* START *
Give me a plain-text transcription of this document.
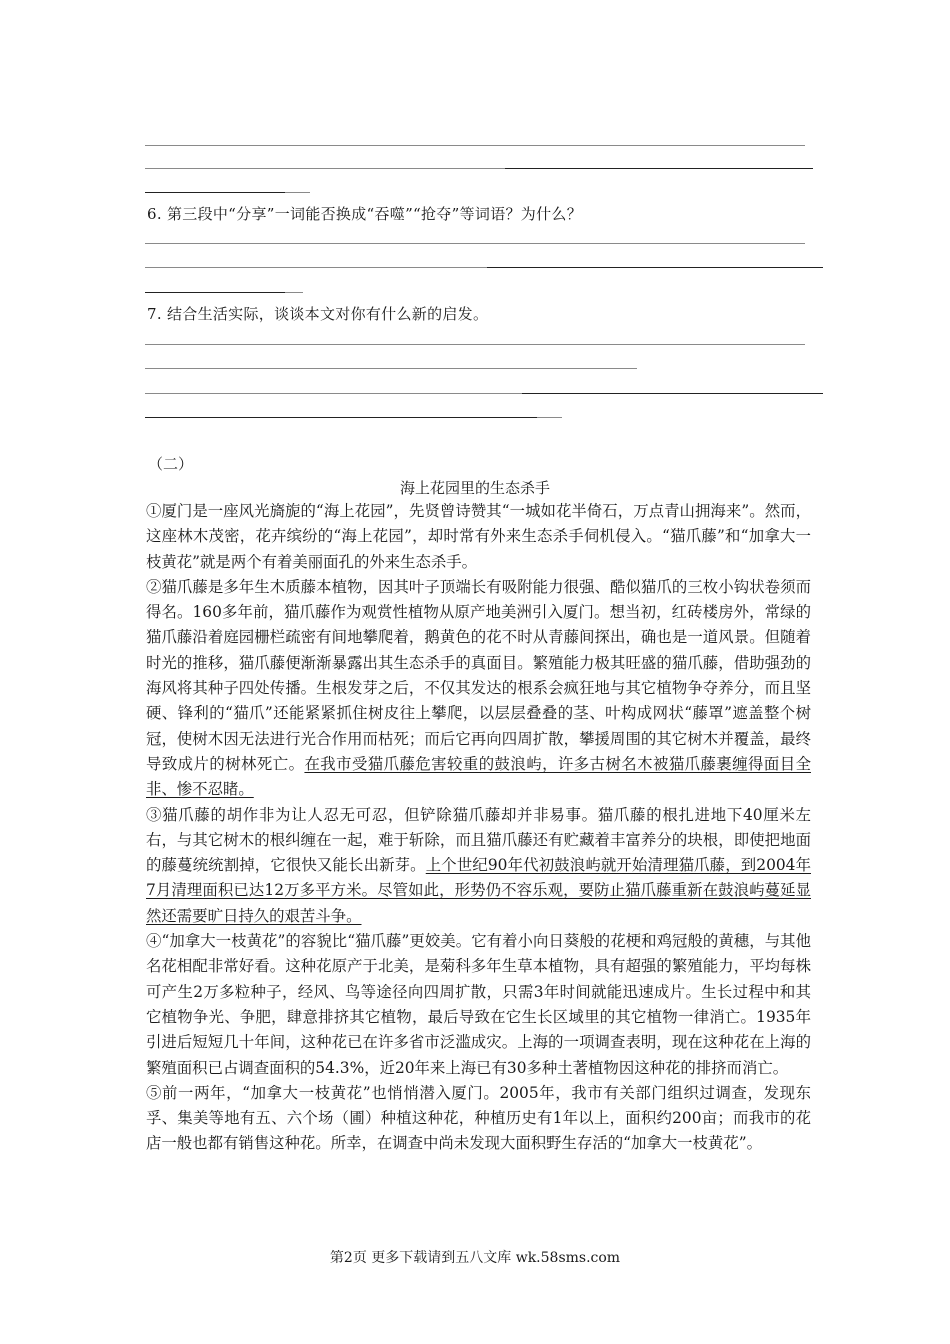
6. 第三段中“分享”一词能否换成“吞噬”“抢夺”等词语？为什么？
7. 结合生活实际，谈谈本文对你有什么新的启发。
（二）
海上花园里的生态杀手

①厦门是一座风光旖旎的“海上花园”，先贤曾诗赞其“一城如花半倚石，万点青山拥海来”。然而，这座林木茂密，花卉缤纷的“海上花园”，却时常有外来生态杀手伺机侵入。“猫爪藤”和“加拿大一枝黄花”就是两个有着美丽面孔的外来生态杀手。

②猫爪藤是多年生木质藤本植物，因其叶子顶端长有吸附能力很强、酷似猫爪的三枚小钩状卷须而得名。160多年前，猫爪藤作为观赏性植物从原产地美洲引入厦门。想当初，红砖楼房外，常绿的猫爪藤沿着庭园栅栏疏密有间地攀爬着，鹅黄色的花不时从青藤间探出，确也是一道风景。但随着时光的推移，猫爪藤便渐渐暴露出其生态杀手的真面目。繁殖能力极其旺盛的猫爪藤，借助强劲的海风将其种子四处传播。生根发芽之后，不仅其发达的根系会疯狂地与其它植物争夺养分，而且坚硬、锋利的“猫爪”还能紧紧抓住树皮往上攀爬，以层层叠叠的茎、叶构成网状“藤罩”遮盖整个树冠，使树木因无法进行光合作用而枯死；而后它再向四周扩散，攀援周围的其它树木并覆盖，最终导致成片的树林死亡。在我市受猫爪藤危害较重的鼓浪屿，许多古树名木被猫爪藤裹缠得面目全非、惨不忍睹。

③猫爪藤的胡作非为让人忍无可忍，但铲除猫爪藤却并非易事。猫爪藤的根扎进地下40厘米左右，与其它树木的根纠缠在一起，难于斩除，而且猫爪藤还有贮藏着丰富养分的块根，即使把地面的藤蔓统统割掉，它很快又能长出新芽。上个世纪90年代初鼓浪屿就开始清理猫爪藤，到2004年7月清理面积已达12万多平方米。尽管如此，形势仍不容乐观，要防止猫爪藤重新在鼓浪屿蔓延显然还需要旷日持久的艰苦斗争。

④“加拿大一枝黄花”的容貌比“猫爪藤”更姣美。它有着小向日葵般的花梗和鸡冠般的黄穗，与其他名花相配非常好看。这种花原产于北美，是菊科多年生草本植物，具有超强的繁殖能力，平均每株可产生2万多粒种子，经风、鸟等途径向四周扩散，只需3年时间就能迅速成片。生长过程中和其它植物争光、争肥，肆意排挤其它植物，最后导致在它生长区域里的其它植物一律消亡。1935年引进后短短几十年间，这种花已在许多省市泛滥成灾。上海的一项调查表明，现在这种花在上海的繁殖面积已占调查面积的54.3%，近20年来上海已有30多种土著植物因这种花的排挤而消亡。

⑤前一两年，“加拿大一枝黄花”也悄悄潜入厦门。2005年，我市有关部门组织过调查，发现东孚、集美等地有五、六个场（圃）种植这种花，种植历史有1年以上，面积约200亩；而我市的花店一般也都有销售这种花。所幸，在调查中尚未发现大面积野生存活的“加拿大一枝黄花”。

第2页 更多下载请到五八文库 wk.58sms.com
* END *
▶ **Your objective**: Copy all the lines of data exactly as they appear, dropping any images.

▶ **Solution to this task**:
Give me a plain-text transcription of this document.
6. 第三段中“分享”一词能否换成“吞噬”“抢夺”等词语？为什么？
7. 结合生活实际，谈谈本文对你有什么新的启发。
（二）
海上花园里的生态杀手

①厦门是一座风光旖旎的“海上花园”，先贤曾诗赞其“一城如花半倚石，万点青山拥海来”。然而，这座林木茂密，花卉缤纷的“海上花园”，却时常有外来生态杀手伺机侵入。“猫爪藤”和“加拿大一枝黄花”就是两个有着美丽面孔的外来生态杀手。

②猫爪藤是多年生木质藤本植物，因其叶子顶端长有吸附能力很强、酷似猫爪的三枚小钩状卷须而得名。160多年前，猫爪藤作为观赏性植物从原产地美洲引入厦门。想当初，红砖楼房外，常绿的猫爪藤沿着庭园栅栏疏密有间地攀爬着，鹅黄色的花不时从青藤间探出，确也是一道风景。但随着时光的推移，猫爪藤便渐渐暴露出其生态杀手的真面目。繁殖能力极其旺盛的猫爪藤，借助强劲的海风将其种子四处传播。生根发芽之后，不仅其发达的根系会疯狂地与其它植物争夺养分，而且坚硬、锋利的“猫爪”还能紧紧抓住树皮往上攀爬，以层层叠叠的茎、叶构成网状“藤罩”遮盖整个树冠，使树木因无法进行光合作用而枯死；而后它再向四周扩散，攀援周围的其它树木并覆盖，最终导致成片的树林死亡。在我市受猫爪藤危害较重的鼓浪屿，许多古树名木被猫爪藤裹缠得面目全非、惨不忍睹。

③猫爪藤的胡作非为让人忍无可忍，但铲除猫爪藤却并非易事。猫爪藤的根扎进地下40厘米左右，与其它树木的根纠缠在一起，难于斩除，而且猫爪藤还有贮藏着丰富养分的块根，即使把地面的藤蔓统统割掉，它很快又能长出新芽。上个世纪90年代初鼓浪屿就开始清理猫爪藤，到2004年7月清理面积已达12万多平方米。尽管如此，形势仍不容乐观，要防止猫爪藤重新在鼓浪屿蔓延显然还需要旷日持久的艰苦斗争。

④“加拿大一枝黄花”的容貌比“猫爪藤”更姣美。它有着小向日葵般的花梗和鸡冠般的黄穗，与其他名花相配非常好看。这种花原产于北美，是菊科多年生草本植物，具有超强的繁殖能力，平均每株可产生2万多粒种子，经风、鸟等途径向四周扩散，只需3年时间就能迅速成片。生长过程中和其它植物争光、争肥，肆意排挤其它植物，最后导致在它生长区域里的其它植物一律消亡。1935年引进后短短几十年间，这种花已在许多省市泛滥成灾。上海的一项调查表明，现在这种花在上海的繁殖面积已占调查面积的54.3%，近20年来上海已有30多种土著植物因这种花的排挤而消亡。

⑤前一两年，“加拿大一枝黄花”也悄悄潜入厦门。2005年，我市有关部门组织过调查，发现东孚、集美等地有五、六个场（圃）种植这种花，种植历史有1年以上，面积约200亩；而我市的花店一般也都有销售这种花。所幸，在调查中尚未发现大面积野生存活的“加拿大一枝黄花”。

第2页 更多下载请到五八文库 wk.58sms.com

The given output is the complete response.